Direction: Copy out all lines carrying the word "contact".
** Start Data extract **
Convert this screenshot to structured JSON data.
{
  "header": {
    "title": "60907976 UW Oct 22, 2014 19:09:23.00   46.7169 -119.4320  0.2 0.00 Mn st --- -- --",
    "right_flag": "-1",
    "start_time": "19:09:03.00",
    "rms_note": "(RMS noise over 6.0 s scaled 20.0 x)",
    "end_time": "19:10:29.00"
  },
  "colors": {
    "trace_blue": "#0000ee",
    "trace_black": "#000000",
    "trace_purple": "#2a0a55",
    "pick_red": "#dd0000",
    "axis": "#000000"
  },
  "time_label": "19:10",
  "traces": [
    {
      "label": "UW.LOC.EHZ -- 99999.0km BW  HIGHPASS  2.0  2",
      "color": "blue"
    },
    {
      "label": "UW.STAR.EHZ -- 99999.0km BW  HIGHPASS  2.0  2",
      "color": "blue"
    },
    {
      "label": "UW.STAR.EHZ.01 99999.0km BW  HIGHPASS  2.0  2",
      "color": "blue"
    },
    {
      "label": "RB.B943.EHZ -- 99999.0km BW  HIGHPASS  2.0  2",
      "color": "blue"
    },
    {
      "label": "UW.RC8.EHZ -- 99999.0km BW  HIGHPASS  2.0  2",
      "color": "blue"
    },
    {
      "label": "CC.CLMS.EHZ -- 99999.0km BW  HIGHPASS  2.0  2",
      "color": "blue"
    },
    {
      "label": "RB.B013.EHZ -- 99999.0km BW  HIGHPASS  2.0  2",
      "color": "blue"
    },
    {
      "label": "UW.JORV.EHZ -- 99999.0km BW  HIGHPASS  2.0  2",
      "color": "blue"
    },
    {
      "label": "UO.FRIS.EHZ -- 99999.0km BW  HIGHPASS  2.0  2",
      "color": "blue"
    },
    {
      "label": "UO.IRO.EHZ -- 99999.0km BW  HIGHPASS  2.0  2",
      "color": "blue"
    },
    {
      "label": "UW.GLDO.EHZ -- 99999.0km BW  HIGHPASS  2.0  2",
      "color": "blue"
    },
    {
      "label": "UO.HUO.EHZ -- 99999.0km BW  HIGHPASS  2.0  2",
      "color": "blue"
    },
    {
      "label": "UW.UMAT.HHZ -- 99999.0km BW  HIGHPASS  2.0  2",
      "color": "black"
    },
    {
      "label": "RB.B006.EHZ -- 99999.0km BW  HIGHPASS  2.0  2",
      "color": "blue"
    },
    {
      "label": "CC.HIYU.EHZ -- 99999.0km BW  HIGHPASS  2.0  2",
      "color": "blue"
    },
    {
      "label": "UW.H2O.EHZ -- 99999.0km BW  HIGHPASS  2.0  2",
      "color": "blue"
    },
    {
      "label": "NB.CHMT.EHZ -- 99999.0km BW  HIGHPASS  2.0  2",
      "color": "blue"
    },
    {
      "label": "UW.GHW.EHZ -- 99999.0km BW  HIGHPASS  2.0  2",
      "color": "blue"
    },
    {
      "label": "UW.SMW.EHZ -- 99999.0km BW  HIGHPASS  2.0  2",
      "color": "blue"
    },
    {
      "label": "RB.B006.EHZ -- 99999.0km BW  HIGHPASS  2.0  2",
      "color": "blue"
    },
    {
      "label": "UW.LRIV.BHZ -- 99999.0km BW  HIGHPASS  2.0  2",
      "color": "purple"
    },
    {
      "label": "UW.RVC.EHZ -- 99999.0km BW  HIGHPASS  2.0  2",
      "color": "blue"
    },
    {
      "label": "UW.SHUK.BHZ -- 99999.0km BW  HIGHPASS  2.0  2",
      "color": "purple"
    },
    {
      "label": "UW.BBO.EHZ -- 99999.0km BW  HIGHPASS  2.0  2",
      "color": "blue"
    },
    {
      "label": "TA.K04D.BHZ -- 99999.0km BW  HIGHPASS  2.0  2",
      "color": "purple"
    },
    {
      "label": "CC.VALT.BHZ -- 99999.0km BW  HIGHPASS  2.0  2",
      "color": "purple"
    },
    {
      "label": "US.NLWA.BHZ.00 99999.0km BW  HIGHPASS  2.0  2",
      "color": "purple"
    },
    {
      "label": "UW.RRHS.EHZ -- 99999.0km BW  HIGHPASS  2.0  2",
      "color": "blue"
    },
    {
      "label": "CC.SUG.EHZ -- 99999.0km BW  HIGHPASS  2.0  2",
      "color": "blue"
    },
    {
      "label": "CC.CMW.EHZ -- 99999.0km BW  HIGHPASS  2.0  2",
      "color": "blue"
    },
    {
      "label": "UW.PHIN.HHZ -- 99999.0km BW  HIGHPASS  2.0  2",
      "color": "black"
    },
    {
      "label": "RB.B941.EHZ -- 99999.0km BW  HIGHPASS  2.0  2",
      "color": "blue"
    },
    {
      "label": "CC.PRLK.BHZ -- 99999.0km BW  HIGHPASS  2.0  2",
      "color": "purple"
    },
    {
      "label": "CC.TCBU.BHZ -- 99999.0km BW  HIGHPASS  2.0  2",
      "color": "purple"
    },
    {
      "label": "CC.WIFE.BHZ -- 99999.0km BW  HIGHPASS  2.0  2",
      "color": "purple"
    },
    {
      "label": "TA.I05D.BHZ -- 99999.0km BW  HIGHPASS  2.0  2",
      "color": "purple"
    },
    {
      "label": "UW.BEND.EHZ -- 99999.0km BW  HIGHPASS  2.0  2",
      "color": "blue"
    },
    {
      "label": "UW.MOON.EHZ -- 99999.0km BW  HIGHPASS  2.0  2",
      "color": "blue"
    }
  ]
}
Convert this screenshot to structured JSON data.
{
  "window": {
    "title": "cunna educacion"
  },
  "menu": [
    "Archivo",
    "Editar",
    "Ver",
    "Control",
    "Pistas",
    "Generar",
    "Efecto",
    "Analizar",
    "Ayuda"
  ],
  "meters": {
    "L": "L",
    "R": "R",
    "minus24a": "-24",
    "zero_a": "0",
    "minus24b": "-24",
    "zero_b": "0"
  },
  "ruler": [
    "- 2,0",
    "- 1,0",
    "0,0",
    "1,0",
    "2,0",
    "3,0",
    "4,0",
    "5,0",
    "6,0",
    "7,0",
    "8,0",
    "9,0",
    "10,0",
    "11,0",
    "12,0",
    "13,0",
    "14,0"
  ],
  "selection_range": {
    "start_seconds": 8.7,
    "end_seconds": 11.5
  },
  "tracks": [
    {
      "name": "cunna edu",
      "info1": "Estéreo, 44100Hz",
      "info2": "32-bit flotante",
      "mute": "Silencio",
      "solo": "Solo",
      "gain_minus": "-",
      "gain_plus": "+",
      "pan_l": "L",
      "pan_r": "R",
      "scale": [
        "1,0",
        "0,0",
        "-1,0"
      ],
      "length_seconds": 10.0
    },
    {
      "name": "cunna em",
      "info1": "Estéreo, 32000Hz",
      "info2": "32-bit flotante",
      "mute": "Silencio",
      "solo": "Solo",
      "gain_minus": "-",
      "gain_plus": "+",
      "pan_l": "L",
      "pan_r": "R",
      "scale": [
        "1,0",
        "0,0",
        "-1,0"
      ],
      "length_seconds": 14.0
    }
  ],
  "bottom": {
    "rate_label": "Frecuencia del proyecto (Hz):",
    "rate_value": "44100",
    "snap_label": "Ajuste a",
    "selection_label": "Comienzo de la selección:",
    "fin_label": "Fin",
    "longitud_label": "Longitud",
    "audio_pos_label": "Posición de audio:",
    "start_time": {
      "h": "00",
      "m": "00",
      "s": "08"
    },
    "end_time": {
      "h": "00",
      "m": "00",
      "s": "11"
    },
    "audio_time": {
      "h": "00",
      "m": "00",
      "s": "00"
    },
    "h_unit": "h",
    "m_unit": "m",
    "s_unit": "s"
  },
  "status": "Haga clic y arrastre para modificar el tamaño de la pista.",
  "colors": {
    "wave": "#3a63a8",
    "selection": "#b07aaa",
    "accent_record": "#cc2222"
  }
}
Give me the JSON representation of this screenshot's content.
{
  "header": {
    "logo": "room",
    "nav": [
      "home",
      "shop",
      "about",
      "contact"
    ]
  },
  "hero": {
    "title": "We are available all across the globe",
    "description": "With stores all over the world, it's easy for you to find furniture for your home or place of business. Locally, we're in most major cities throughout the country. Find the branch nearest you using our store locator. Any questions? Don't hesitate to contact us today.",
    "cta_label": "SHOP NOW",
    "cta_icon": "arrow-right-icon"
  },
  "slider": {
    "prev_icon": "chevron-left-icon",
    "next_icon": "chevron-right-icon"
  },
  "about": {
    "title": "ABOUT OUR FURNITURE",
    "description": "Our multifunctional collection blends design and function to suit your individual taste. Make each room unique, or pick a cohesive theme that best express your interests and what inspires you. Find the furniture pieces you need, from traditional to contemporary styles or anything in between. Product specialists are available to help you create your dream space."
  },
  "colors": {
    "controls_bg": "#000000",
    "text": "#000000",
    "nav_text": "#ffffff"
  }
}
** End Data extract **
Answer for this exercise:
      "contact"
    "description": "With stores all over the world, it's easy for you to find furniture for your home or place of business. Locally, we're in most major cities throughout the country. Find the branch nearest you using our store locator. Any questions? Don't hesitate to contact us today.",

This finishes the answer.